Your task -> Lines that contain the string "обладает" are to be copied; leave out all others.

Input for this task ->

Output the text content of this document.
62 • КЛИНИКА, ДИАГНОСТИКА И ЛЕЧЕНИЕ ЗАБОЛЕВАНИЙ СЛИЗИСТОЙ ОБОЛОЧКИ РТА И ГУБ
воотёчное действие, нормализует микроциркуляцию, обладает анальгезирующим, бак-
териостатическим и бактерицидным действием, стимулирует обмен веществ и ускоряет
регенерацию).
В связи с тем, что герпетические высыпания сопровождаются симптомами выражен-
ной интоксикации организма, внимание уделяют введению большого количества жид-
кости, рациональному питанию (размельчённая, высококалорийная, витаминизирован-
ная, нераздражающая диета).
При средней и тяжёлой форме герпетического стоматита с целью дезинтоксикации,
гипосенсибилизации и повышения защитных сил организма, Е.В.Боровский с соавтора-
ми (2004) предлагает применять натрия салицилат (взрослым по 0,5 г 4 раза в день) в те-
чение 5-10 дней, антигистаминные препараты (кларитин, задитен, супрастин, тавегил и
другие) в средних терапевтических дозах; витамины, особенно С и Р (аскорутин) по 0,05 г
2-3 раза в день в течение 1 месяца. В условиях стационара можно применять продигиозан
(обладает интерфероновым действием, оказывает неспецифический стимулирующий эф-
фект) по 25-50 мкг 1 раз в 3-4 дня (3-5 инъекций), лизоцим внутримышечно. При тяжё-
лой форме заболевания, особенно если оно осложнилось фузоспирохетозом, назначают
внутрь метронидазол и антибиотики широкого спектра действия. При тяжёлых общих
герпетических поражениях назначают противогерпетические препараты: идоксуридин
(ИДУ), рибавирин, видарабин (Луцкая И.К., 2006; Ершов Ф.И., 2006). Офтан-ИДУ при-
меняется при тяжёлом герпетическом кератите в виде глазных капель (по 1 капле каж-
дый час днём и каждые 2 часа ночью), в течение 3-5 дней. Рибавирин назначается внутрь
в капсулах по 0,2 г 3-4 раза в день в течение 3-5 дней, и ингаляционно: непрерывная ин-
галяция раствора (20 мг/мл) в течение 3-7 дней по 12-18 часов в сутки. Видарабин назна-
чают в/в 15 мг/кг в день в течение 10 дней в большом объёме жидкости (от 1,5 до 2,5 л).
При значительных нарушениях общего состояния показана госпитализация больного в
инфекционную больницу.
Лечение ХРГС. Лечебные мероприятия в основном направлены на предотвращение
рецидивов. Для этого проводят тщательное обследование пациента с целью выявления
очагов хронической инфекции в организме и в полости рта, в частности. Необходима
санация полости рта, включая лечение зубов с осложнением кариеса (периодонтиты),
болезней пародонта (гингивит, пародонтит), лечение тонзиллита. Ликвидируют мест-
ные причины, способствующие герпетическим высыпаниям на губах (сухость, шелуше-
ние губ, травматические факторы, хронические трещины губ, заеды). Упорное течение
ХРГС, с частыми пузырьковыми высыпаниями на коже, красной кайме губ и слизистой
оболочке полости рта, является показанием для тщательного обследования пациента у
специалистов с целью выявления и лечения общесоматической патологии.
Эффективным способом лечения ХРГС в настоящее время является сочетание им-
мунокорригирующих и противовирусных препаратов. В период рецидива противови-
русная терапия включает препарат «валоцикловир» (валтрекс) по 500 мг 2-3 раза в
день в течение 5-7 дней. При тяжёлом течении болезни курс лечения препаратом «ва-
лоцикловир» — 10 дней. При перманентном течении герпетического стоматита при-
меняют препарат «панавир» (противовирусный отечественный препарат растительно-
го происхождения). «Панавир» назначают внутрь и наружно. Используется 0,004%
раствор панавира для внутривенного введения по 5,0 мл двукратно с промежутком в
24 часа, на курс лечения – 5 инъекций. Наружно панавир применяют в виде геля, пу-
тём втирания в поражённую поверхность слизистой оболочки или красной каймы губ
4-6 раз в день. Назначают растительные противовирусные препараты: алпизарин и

Reply to the task ->
воотёчное действие, нормализует микроциркуляцию, обладает анальгезирующим, бак-
(обладает интерфероновым действием, оказывает неспецифический стимулирующий эф-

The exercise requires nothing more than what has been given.